REQUIREMENTS |
(1) Transcribe the sagebrush passage word for word, starting at "Saturday, June 15, 2013" and ending at "and invasive species.".
(2) Go on with the blog post about sagebrush from the point where it stops.

PASSAGE |
-- -- --
Saturday, June 15, 2013
There are several varieties of sagebrush across the Northwest; the bush pictured here is along the Columbia River near Vantage, WA, and I think it might be Artemisia rigida, going mostly by its similarity to Google image search results. The flowers are usually more colorful than this, so these may be a bit past their prime, I think. I don't live in sagebrush country myself and it's not a subject I know all that much about. I came across an interesting blog post about sagebrush ecosystems that explains the web of species that depend on sagebrush habitat, and details various threats to this habitat, including agriculture and invasive species.
-- -- --
DATASET ENTRIES |
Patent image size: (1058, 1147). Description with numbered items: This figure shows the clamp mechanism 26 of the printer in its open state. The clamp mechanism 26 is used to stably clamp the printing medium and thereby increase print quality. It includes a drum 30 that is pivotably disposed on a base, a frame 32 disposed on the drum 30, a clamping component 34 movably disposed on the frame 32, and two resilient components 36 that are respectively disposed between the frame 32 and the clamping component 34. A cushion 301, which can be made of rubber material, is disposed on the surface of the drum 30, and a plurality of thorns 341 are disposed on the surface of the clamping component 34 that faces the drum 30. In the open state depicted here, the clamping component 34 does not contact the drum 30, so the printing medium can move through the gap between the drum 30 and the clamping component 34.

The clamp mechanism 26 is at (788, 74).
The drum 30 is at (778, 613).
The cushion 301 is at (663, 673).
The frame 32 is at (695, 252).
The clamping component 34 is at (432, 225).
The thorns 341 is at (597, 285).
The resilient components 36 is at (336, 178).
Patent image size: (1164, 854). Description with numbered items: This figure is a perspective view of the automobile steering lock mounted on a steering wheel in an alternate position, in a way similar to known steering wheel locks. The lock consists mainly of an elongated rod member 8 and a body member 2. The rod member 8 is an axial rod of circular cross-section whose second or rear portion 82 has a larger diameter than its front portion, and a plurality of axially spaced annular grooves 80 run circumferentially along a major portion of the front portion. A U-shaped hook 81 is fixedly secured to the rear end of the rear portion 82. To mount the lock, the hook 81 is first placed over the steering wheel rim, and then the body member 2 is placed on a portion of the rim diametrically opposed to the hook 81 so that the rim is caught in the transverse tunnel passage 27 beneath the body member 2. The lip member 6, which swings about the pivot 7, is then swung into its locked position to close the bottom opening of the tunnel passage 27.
-- -- --
EXPECTED OUTPUTS |
(1)
Saturday, June 15, 2013
There are several varieties of sagebrush across the Northwest; the bush pictured here is along the Columbia River near Vantage, WA, and I think it might be Artemisia rigida, going mostly by its similarity to Google image search results. The flowers are usually more colorful than this, so these may be a bit past their prime, I think. I don't live in sagebrush country myself and it's not a subject I know all that much about. I came across an interesting blog post about sagebrush ecosystems that explains the web of species that depend on sagebrush habitat, and details various threats to this habitat, including agriculture and invasive species.

(2)
Incidentally, one of the more charismatic species that relies on sagebrush habitat is the adorable pygmy rabbit. They've come up here once before, in an early blog post from March 2006, in case you were curious about either pygmy rabbits, or early blog posts of mine. I don't really do blog posts of the "Here's a jumble of random stuff with a vague theme" variety anymore. That sort of thing tends to go to Twitter now instead. Where, quite honestly, it has a much wider audience than it would on this humblest of humble blogs here. Twitter's probably the right place for it anyway, given how ephemeral the interwebs can be. More than once I've gone back to look at an old jumble-of-knicknacks-and-whatnots post, only to realize the majority of links are now broken. And then I realize the post in question went up seven years ago (!!!) and it's not a huge surprise for a few web addresses to come and go in that amount of time. And then I realize this blog is actually pretty old in internet years. And then I feel very, very old myself. Sigh.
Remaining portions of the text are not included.